**** Data rows

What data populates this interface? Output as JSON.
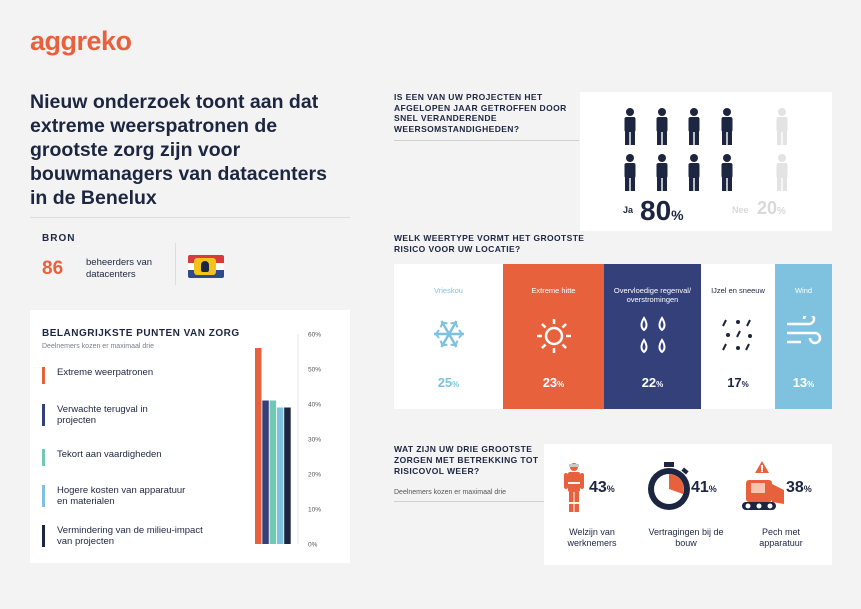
{
  "brand": {
    "logo": "aggreko",
    "accent": "#e8613d",
    "navy": "#1d2640"
  },
  "headline": "Nieuw onderzoek toont aan dat extreme weerspatronen de grootste zorg zijn voor bouwmanagers van datacenters in de Benelux",
  "source": {
    "label": "BRON",
    "count": "86",
    "description": "beheerders van datacenters",
    "flag_icon": "benelux-flag-icon"
  },
  "question1": {
    "text": "IS EEN VAN UW PROJECTEN HET AFGELOPEN JAAR GETROFFEN DOOR SNEL VERANDERENDE WEERSOMSTANDIGHEDEN?",
    "yes_label": "Ja",
    "yes_value": "80",
    "no_label": "Nee",
    "no_value": "20",
    "unit": "%"
  },
  "question2": {
    "text": "WELK WEERTYPE VORMT HET GROOTSTE RISICO VOOR UW LOCATIE?"
  },
  "question3": {
    "text": "WAT ZIJN UW DRIE GROOTSTE ZORGEN MET BETREKKING TOT RISICOVOL WEER?",
    "subtitle": "Deelnemers kozen er maximaal drie",
    "items": [
      {
        "value": "43",
        "unit": "%",
        "label": "Welzijn van werknemers",
        "icon": "worker-icon"
      },
      {
        "value": "41",
        "unit": "%",
        "label": "Vertragingen bij de bouw",
        "icon": "stopwatch-icon"
      },
      {
        "value": "38",
        "unit": "%",
        "label": "Pech met apparatuur",
        "icon": "excavator-warning-icon"
      }
    ]
  },
  "concerns_legend": [
    {
      "label": "Extreme weerpatronen",
      "color": "#e8613d"
    },
    {
      "label": "Verwachte terugval in projecten",
      "color": "#33407a"
    },
    {
      "label": "Tekort aan vaardigheden",
      "color": "#6fc9b4"
    },
    {
      "label": "Hogere kosten van apparatuur en materialen",
      "color": "#7ec2e0"
    },
    {
      "label": "Vermindering van de milieu-impact van projecten",
      "color": "#1d2640"
    }
  ],
  "chart_data": [
    {
      "type": "bar",
      "title": "BELANGRIJKSTE PUNTEN VAN ZORG",
      "subtitle": "Deelnemers kozen er maximaal drie",
      "categories": [
        "Extreme weerpatronen",
        "Verwachte terugval in projecten",
        "Tekort aan vaardigheden",
        "Hogere kosten van apparatuur en materialen",
        "Vermindering van de milieu-impact van projecten"
      ],
      "values": [
        56,
        41,
        41,
        39,
        39
      ],
      "colors": [
        "#e8613d",
        "#33407a",
        "#6fc9b4",
        "#7ec2e0",
        "#1d2640"
      ],
      "yticks": [
        "0%",
        "10%",
        "20%",
        "30%",
        "40%",
        "50%",
        "60%"
      ],
      "ylim": [
        0,
        60
      ],
      "grid": false
    },
    {
      "type": "bar",
      "title": "WELK WEERTYPE VORMT HET GROOTSTE RISICO VOOR UW LOCATIE?",
      "categories": [
        "Vrieskou",
        "Extreme hitte",
        "Overvloedige regenval/ overstromingen",
        "IJzel en sneeuw",
        "Wind"
      ],
      "values": [
        25,
        23,
        22,
        17,
        13
      ],
      "unit": "%",
      "panel_colors": [
        "#ffffff",
        "#e8613d",
        "#33407a",
        "#ffffff",
        "#7ec2e0"
      ],
      "text_colors": [
        "#7ec2e0",
        "#ffffff",
        "#ffffff",
        "#1d2640",
        "#ffffff"
      ],
      "icons": [
        "snowflake-icon",
        "sun-icon",
        "raindrops-icon",
        "hail-icon",
        "wind-icon"
      ]
    }
  ]
}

********

● **Problem to work on**: Return every line of the preceding records in which the word "WELK" appears.

● **The answer**:
    "text": "WELK WEERTYPE VORMT HET GROOTSTE RISICO VOOR UW LOCATIE?"
      "title": "WELK WEERTYPE VORMT HET GROOTSTE RISICO VOOR UW LOCATIE?",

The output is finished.